YOUR INSTRUCTIONS =>
Tally up the lines below that include the word "Share". Answer with the number alone.

━━━━━ DATA RECORDS ━━━━━

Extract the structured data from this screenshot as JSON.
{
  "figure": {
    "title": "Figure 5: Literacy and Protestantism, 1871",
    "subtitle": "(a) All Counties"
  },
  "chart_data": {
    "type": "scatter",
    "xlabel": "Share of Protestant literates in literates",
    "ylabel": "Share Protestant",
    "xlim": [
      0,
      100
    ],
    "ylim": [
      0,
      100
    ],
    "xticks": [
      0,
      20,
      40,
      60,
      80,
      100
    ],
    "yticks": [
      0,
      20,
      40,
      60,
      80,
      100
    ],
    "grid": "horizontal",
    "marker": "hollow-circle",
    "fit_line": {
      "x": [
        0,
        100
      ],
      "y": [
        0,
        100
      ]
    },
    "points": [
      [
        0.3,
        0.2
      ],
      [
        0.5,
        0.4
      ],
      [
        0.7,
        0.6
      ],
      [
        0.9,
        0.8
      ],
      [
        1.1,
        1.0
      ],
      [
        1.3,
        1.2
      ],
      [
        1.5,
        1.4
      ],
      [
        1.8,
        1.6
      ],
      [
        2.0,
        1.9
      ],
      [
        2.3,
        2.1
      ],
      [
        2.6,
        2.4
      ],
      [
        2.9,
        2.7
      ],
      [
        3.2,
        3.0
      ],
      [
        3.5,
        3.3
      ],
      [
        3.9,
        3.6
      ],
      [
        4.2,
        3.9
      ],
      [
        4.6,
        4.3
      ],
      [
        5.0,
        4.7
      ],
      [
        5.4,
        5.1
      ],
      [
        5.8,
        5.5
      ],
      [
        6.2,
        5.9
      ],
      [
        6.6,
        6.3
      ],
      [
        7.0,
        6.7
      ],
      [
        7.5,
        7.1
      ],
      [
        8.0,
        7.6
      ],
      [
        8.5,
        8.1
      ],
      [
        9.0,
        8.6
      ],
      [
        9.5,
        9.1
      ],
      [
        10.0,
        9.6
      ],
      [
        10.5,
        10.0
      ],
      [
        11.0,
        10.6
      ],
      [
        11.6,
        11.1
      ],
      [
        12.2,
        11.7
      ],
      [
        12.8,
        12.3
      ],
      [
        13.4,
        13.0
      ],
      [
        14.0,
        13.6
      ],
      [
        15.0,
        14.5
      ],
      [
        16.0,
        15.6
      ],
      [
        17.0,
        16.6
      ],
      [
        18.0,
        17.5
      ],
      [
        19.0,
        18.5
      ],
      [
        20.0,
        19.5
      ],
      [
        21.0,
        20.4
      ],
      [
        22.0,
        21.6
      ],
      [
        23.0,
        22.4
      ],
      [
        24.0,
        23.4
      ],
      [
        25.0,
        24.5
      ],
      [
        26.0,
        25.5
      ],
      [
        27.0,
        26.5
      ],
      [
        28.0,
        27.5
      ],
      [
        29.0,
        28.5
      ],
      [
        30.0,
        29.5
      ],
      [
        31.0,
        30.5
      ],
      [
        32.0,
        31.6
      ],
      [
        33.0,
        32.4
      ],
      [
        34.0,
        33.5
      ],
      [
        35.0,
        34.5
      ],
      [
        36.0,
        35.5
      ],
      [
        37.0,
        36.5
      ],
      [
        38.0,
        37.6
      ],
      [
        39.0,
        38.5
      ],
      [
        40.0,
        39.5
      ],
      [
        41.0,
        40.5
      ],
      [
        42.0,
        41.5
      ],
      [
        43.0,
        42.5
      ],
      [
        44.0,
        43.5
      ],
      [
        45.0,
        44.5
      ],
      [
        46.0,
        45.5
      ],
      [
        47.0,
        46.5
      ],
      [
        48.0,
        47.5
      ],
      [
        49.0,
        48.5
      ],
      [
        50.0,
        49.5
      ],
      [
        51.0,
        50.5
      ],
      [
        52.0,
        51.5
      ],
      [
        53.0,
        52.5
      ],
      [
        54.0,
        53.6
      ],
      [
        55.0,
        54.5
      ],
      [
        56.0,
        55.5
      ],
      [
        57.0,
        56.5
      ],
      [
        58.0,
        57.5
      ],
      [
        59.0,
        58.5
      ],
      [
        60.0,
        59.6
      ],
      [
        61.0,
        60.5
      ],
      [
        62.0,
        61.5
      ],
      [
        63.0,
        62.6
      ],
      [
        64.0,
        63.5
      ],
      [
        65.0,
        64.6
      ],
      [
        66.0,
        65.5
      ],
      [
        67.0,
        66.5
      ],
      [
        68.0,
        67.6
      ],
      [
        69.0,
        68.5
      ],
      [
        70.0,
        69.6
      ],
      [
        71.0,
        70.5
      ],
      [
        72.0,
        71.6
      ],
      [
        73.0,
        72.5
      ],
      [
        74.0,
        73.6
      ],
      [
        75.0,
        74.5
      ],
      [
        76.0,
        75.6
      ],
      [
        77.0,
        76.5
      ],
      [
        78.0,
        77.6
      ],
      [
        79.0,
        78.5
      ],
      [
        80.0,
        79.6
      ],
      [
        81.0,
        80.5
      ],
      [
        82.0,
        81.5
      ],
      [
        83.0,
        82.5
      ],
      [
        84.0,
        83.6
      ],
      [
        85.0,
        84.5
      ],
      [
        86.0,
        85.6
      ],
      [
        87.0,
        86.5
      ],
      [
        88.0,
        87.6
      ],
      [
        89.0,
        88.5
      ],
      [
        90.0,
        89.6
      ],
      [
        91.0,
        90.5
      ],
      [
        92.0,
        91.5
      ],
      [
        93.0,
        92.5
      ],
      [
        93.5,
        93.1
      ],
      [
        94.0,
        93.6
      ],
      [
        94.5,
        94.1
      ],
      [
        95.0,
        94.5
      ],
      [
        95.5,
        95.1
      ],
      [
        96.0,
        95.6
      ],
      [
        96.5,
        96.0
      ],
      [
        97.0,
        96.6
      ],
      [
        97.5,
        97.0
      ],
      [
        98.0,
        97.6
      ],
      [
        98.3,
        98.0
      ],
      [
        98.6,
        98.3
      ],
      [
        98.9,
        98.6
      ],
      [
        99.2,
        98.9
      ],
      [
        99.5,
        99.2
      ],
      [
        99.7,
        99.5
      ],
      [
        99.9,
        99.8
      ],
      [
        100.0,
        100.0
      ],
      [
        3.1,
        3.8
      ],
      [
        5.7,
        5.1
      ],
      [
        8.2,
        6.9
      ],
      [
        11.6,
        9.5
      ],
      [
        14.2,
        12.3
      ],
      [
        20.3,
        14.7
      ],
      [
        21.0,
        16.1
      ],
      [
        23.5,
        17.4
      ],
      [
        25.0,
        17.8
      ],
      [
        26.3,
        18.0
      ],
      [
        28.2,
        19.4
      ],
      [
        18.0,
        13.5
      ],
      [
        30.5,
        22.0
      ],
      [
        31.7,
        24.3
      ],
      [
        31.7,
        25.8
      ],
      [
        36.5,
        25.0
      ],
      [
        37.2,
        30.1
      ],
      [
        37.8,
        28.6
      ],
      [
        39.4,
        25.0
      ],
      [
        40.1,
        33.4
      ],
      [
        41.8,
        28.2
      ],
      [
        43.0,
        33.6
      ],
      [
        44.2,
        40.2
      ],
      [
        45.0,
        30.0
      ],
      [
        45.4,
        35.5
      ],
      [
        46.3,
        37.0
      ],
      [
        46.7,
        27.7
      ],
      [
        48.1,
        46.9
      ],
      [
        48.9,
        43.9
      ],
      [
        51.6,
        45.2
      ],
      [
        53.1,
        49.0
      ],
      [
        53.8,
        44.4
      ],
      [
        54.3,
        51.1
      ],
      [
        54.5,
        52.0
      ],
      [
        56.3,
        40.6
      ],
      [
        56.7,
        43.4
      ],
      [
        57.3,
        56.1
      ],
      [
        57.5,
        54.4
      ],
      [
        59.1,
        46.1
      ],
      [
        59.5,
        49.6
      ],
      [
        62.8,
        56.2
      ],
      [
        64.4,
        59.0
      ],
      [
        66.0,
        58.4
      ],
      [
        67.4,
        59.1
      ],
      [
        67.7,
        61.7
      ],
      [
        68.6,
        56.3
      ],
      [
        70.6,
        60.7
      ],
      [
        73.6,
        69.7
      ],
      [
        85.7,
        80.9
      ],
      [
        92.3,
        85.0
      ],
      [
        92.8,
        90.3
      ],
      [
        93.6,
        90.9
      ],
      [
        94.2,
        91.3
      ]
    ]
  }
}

━━━━━

SOLUTION =>
2